▸ **Work to complete**
Every entry must be repeated exactly. Exclude all pictures.

——————————

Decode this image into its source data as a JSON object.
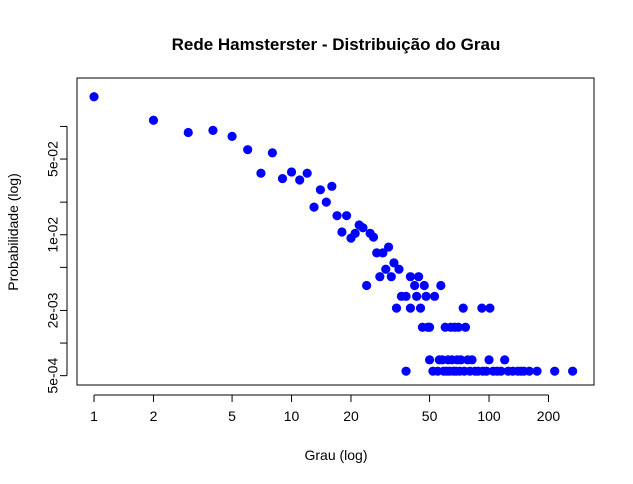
{
  "chart_data": {
    "type": "scatter",
    "title": "Rede Hamsterster - Distribuição do Grau",
    "xlabel": "Grau (log)",
    "ylabel": "Probabilidade (log)",
    "x_scale": "log",
    "y_scale": "log",
    "xlim": [
      0.82,
      340
    ],
    "ylim": [
      0.00041,
      0.28
    ],
    "grid": false,
    "legend": "none",
    "point_color": "#0000ff",
    "x_ticks": [
      {
        "value": 1,
        "label": "1"
      },
      {
        "value": 2,
        "label": "2"
      },
      {
        "value": 5,
        "label": "5"
      },
      {
        "value": 10,
        "label": "10"
      },
      {
        "value": 20,
        "label": "20"
      },
      {
        "value": 50,
        "label": "50"
      },
      {
        "value": 100,
        "label": "100"
      },
      {
        "value": 200,
        "label": "200"
      }
    ],
    "y_ticks": [
      {
        "value": 0.0005,
        "label": "5e-04"
      },
      {
        "value": 0.001,
        "label": ""
      },
      {
        "value": 0.002,
        "label": "2e-03"
      },
      {
        "value": 0.005,
        "label": ""
      },
      {
        "value": 0.01,
        "label": "1e-02"
      },
      {
        "value": 0.02,
        "label": ""
      },
      {
        "value": 0.05,
        "label": "5e-02"
      },
      {
        "value": 0.1,
        "label": ""
      }
    ],
    "points": [
      [
        1,
        0.188
      ],
      [
        2,
        0.114
      ],
      [
        3,
        0.088
      ],
      [
        4,
        0.092
      ],
      [
        5,
        0.081
      ],
      [
        6,
        0.061
      ],
      [
        7,
        0.037
      ],
      [
        8,
        0.057
      ],
      [
        9,
        0.033
      ],
      [
        10,
        0.038
      ],
      [
        11,
        0.032
      ],
      [
        12,
        0.037
      ],
      [
        13,
        0.018
      ],
      [
        14,
        0.026
      ],
      [
        15,
        0.02
      ],
      [
        16,
        0.028
      ],
      [
        17,
        0.015
      ],
      [
        18,
        0.0106
      ],
      [
        19,
        0.015
      ],
      [
        20,
        0.0093
      ],
      [
        21,
        0.0103
      ],
      [
        22,
        0.0123
      ],
      [
        23,
        0.0116
      ],
      [
        24,
        0.0034
      ],
      [
        25,
        0.0103
      ],
      [
        26,
        0.0095
      ],
      [
        27,
        0.0068
      ],
      [
        28,
        0.0041
      ],
      [
        29,
        0.0068
      ],
      [
        30,
        0.0048
      ],
      [
        31,
        0.0077
      ],
      [
        32,
        0.0041
      ],
      [
        33,
        0.0055
      ],
      [
        34,
        0.0021
      ],
      [
        35,
        0.0048
      ],
      [
        36,
        0.0027
      ],
      [
        38,
        0.00055
      ],
      [
        38,
        0.0027
      ],
      [
        40,
        0.0041
      ],
      [
        40,
        0.0021
      ],
      [
        42,
        0.0034
      ],
      [
        43,
        0.0027
      ],
      [
        44,
        0.0041
      ],
      [
        45,
        0.0021
      ],
      [
        46,
        0.0014
      ],
      [
        47,
        0.0034
      ],
      [
        48,
        0.0027
      ],
      [
        49,
        0.0014
      ],
      [
        50,
        0.0014
      ],
      [
        50,
        0.0007
      ],
      [
        52,
        0.00055
      ],
      [
        53,
        0.0027
      ],
      [
        55,
        0.00055
      ],
      [
        56,
        0.0007
      ],
      [
        57,
        0.0034
      ],
      [
        58,
        0.0007
      ],
      [
        59,
        0.00055
      ],
      [
        60,
        0.0014
      ],
      [
        61,
        0.00055
      ],
      [
        62,
        0.0007
      ],
      [
        63,
        0.00055
      ],
      [
        64,
        0.0014
      ],
      [
        65,
        0.0007
      ],
      [
        66,
        0.00055
      ],
      [
        67,
        0.0014
      ],
      [
        68,
        0.00055
      ],
      [
        69,
        0.0007
      ],
      [
        70,
        0.0014
      ],
      [
        71,
        0.00055
      ],
      [
        72,
        0.0007
      ],
      [
        74,
        0.0021
      ],
      [
        75,
        0.00055
      ],
      [
        76,
        0.0014
      ],
      [
        78,
        0.0007
      ],
      [
        80,
        0.00055
      ],
      [
        82,
        0.0007
      ],
      [
        85,
        0.00055
      ],
      [
        88,
        0.00055
      ],
      [
        92,
        0.0021
      ],
      [
        93,
        0.00055
      ],
      [
        97,
        0.00055
      ],
      [
        100,
        0.0007
      ],
      [
        101,
        0.0021
      ],
      [
        105,
        0.00055
      ],
      [
        110,
        0.00055
      ],
      [
        115,
        0.00055
      ],
      [
        120,
        0.0007
      ],
      [
        125,
        0.00055
      ],
      [
        132,
        0.00055
      ],
      [
        140,
        0.00055
      ],
      [
        145,
        0.00055
      ],
      [
        150,
        0.00055
      ],
      [
        160,
        0.00055
      ],
      [
        175,
        0.00055
      ],
      [
        215,
        0.00055
      ],
      [
        265,
        0.00055
      ]
    ]
  }
}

——————————

▸ **Full answer**
Decode this image into its source data as a JSON object.
{
  "chart_data": {
    "type": "scatter",
    "title": "Rede Hamsterster - Distribuição do Grau",
    "xlabel": "Grau (log)",
    "ylabel": "Probabilidade (log)",
    "x_scale": "log",
    "y_scale": "log",
    "xlim": [
      0.82,
      340
    ],
    "ylim": [
      0.00041,
      0.28
    ],
    "grid": false,
    "legend": "none",
    "point_color": "#0000ff",
    "x_ticks": [
      {
        "value": 1,
        "label": "1"
      },
      {
        "value": 2,
        "label": "2"
      },
      {
        "value": 5,
        "label": "5"
      },
      {
        "value": 10,
        "label": "10"
      },
      {
        "value": 20,
        "label": "20"
      },
      {
        "value": 50,
        "label": "50"
      },
      {
        "value": 100,
        "label": "100"
      },
      {
        "value": 200,
        "label": "200"
      }
    ],
    "y_ticks": [
      {
        "value": 0.0005,
        "label": "5e-04"
      },
      {
        "value": 0.001,
        "label": ""
      },
      {
        "value": 0.002,
        "label": "2e-03"
      },
      {
        "value": 0.005,
        "label": ""
      },
      {
        "value": 0.01,
        "label": "1e-02"
      },
      {
        "value": 0.02,
        "label": ""
      },
      {
        "value": 0.05,
        "label": "5e-02"
      },
      {
        "value": 0.1,
        "label": ""
      }
    ],
    "points": [
      [
        1,
        0.188
      ],
      [
        2,
        0.114
      ],
      [
        3,
        0.088
      ],
      [
        4,
        0.092
      ],
      [
        5,
        0.081
      ],
      [
        6,
        0.061
      ],
      [
        7,
        0.037
      ],
      [
        8,
        0.057
      ],
      [
        9,
        0.033
      ],
      [
        10,
        0.038
      ],
      [
        11,
        0.032
      ],
      [
        12,
        0.037
      ],
      [
        13,
        0.018
      ],
      [
        14,
        0.026
      ],
      [
        15,
        0.02
      ],
      [
        16,
        0.028
      ],
      [
        17,
        0.015
      ],
      [
        18,
        0.0106
      ],
      [
        19,
        0.015
      ],
      [
        20,
        0.0093
      ],
      [
        21,
        0.0103
      ],
      [
        22,
        0.0123
      ],
      [
        23,
        0.0116
      ],
      [
        24,
        0.0034
      ],
      [
        25,
        0.0103
      ],
      [
        26,
        0.0095
      ],
      [
        27,
        0.0068
      ],
      [
        28,
        0.0041
      ],
      [
        29,
        0.0068
      ],
      [
        30,
        0.0048
      ],
      [
        31,
        0.0077
      ],
      [
        32,
        0.0041
      ],
      [
        33,
        0.0055
      ],
      [
        34,
        0.0021
      ],
      [
        35,
        0.0048
      ],
      [
        36,
        0.0027
      ],
      [
        38,
        0.00055
      ],
      [
        38,
        0.0027
      ],
      [
        40,
        0.0041
      ],
      [
        40,
        0.0021
      ],
      [
        42,
        0.0034
      ],
      [
        43,
        0.0027
      ],
      [
        44,
        0.0041
      ],
      [
        45,
        0.0021
      ],
      [
        46,
        0.0014
      ],
      [
        47,
        0.0034
      ],
      [
        48,
        0.0027
      ],
      [
        49,
        0.0014
      ],
      [
        50,
        0.0014
      ],
      [
        50,
        0.0007
      ],
      [
        52,
        0.00055
      ],
      [
        53,
        0.0027
      ],
      [
        55,
        0.00055
      ],
      [
        56,
        0.0007
      ],
      [
        57,
        0.0034
      ],
      [
        58,
        0.0007
      ],
      [
        59,
        0.00055
      ],
      [
        60,
        0.0014
      ],
      [
        61,
        0.00055
      ],
      [
        62,
        0.0007
      ],
      [
        63,
        0.00055
      ],
      [
        64,
        0.0014
      ],
      [
        65,
        0.0007
      ],
      [
        66,
        0.00055
      ],
      [
        67,
        0.0014
      ],
      [
        68,
        0.00055
      ],
      [
        69,
        0.0007
      ],
      [
        70,
        0.0014
      ],
      [
        71,
        0.00055
      ],
      [
        72,
        0.0007
      ],
      [
        74,
        0.0021
      ],
      [
        75,
        0.00055
      ],
      [
        76,
        0.0014
      ],
      [
        78,
        0.0007
      ],
      [
        80,
        0.00055
      ],
      [
        82,
        0.0007
      ],
      [
        85,
        0.00055
      ],
      [
        88,
        0.00055
      ],
      [
        92,
        0.0021
      ],
      [
        93,
        0.00055
      ],
      [
        97,
        0.00055
      ],
      [
        100,
        0.0007
      ],
      [
        101,
        0.0021
      ],
      [
        105,
        0.00055
      ],
      [
        110,
        0.00055
      ],
      [
        115,
        0.00055
      ],
      [
        120,
        0.0007
      ],
      [
        125,
        0.00055
      ],
      [
        132,
        0.00055
      ],
      [
        140,
        0.00055
      ],
      [
        145,
        0.00055
      ],
      [
        150,
        0.00055
      ],
      [
        160,
        0.00055
      ],
      [
        175,
        0.00055
      ],
      [
        215,
        0.00055
      ],
      [
        265,
        0.00055
      ]
    ]
  }
}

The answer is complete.